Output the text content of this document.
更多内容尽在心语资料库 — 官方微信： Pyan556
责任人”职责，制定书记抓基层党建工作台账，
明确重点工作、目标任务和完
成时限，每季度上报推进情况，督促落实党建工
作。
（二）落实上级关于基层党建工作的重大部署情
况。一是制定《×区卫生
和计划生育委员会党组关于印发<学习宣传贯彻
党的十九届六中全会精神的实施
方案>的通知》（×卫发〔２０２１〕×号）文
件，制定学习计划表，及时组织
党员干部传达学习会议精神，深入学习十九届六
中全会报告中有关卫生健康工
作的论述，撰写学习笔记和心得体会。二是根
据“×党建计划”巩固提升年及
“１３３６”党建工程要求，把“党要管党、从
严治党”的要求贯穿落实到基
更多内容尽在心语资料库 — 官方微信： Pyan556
====
- **Exercise description**
Restate every record exactly, leaving nothing out.

- **Completed exercise**
Output the text content of this document.
更多内容尽在心语资料库 — 官方微信： Pyan556
责任人”职责，制定书记抓基层党建工作台账，
明确重点工作、目标任务和完
成时限，每季度上报推进情况，督促落实党建工
作。
（二）落实上级关于基层党建工作的重大部署情
况。一是制定《×区卫生
和计划生育委员会党组关于印发<学习宣传贯彻
党的十九届六中全会精神的实施
方案>的通知》（×卫发〔２０２１〕×号）文
件，制定学习计划表，及时组织
党员干部传达学习会议精神，深入学习十九届六
中全会报告中有关卫生健康工
作的论述，撰写学习笔记和心得体会。二是根
据“×党建计划”巩固提升年及
“１３３６”党建工程要求，把“党要管党、从
严治党”的要求贯穿落实到基
更多内容尽在心语资料库 — 官方微信： Pyan556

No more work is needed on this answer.